* **Given task**:
Using the records that follow, copy every line containing the word "content".

(Data entries)
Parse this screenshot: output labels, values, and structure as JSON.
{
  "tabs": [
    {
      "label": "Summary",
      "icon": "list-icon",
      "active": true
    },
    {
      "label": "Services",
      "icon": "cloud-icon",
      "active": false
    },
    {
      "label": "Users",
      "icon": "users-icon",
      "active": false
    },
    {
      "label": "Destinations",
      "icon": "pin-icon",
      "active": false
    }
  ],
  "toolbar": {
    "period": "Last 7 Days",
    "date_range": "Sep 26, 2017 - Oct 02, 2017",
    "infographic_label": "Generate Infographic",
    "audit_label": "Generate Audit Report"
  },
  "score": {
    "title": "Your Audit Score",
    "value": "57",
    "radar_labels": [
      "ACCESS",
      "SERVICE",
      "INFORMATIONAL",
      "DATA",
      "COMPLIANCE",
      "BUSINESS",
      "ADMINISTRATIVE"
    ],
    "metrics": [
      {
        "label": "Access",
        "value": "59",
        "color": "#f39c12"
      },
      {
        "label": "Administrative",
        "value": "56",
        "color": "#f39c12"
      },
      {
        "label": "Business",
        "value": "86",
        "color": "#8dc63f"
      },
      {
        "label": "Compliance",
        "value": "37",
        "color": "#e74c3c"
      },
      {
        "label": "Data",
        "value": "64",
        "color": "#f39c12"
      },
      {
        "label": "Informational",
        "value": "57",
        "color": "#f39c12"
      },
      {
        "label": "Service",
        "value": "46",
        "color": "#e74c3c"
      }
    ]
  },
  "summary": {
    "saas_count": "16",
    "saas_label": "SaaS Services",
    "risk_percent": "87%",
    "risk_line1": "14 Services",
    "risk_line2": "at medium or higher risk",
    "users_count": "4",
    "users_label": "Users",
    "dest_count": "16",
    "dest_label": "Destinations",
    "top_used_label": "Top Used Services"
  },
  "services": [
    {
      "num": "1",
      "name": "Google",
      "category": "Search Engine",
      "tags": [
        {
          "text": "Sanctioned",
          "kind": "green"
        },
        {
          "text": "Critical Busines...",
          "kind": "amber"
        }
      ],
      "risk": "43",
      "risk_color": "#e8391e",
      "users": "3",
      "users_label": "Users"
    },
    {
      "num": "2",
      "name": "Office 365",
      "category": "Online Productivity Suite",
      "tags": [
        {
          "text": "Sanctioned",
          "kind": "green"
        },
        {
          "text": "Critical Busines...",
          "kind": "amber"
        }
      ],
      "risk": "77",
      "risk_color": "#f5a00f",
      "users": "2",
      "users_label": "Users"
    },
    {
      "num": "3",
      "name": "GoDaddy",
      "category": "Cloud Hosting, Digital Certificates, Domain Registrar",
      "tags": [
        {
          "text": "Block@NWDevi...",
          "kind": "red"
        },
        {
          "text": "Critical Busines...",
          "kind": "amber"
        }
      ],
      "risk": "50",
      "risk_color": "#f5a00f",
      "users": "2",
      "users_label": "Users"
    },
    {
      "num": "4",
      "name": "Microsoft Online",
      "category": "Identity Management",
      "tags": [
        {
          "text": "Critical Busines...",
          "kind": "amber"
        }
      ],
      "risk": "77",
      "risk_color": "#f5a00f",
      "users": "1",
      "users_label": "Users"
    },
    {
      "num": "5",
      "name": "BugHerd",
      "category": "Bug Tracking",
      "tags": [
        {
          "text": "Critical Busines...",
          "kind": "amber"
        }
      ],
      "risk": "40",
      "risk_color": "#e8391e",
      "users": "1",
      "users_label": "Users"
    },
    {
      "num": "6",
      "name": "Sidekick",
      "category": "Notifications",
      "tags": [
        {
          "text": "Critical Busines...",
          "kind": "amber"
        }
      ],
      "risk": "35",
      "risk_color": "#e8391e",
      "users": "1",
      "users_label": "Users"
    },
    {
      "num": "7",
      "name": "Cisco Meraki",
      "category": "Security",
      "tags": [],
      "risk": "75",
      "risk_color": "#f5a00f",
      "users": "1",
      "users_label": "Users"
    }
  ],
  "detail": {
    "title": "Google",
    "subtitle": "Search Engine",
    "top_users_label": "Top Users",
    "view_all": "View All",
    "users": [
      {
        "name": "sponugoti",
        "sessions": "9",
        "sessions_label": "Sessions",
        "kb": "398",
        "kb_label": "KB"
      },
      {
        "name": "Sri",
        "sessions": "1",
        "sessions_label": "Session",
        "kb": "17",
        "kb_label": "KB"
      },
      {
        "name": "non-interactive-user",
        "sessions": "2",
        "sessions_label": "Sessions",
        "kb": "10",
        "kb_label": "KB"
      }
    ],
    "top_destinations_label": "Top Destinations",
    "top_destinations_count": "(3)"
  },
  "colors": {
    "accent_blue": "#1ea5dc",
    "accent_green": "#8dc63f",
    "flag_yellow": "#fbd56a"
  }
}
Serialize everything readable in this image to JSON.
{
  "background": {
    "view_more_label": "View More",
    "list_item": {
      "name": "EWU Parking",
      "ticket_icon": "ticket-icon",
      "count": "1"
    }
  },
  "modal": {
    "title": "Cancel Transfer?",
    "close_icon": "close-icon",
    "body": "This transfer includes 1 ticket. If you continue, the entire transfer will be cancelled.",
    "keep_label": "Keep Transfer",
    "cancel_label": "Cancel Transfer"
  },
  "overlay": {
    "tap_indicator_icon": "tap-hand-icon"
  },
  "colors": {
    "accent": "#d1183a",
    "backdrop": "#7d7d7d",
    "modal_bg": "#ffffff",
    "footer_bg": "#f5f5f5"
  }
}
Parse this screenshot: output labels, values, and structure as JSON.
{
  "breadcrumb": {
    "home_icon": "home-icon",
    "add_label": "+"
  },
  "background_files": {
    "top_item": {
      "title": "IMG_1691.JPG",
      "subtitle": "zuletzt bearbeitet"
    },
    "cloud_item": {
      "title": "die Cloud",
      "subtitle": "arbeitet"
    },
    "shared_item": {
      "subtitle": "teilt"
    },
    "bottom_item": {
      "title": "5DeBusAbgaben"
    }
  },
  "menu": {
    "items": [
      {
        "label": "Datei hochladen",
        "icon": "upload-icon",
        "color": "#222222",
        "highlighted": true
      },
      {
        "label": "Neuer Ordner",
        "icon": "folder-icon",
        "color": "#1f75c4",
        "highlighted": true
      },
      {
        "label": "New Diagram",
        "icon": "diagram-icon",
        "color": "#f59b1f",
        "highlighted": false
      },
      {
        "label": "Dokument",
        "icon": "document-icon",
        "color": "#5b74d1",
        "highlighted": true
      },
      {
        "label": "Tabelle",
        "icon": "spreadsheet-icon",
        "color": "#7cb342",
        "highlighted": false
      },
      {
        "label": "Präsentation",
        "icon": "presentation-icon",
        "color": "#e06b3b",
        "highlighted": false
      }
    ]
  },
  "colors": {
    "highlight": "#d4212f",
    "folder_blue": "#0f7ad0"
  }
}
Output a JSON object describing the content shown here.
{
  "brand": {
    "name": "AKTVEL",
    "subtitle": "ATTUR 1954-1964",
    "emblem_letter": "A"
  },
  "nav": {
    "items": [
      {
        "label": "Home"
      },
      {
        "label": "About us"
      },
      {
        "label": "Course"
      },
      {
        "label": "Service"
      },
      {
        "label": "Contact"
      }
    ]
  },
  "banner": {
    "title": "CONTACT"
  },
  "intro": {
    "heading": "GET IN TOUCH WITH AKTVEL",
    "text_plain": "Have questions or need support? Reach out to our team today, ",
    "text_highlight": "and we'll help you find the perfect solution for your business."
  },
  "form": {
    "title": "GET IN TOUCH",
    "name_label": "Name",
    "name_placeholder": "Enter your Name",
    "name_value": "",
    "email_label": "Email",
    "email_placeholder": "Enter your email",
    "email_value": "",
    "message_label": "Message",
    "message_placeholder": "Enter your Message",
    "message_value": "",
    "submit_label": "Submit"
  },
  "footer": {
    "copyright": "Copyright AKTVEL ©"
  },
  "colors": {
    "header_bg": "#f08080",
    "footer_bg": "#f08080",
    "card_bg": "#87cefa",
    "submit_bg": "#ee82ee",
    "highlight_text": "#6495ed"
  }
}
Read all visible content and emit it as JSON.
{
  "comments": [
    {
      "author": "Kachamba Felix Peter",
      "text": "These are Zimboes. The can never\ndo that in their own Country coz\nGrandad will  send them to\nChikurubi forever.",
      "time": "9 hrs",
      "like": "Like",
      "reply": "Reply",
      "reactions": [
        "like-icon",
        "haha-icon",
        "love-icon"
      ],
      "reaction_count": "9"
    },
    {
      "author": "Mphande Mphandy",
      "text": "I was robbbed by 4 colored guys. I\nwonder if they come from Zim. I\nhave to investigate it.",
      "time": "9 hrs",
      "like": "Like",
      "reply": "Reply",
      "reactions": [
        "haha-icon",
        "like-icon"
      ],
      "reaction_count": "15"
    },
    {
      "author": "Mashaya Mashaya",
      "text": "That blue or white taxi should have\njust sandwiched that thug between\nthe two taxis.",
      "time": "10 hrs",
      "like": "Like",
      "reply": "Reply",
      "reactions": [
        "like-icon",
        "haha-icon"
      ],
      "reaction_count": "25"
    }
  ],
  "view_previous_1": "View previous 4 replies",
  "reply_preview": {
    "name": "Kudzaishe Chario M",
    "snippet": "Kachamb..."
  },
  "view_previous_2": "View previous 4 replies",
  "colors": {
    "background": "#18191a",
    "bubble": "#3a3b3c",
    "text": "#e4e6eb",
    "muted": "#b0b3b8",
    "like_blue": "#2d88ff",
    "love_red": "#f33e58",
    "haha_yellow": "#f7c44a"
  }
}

* **Task response**:
Output a JSON object describing the content shown here.
Read all visible content and emit it as JSON.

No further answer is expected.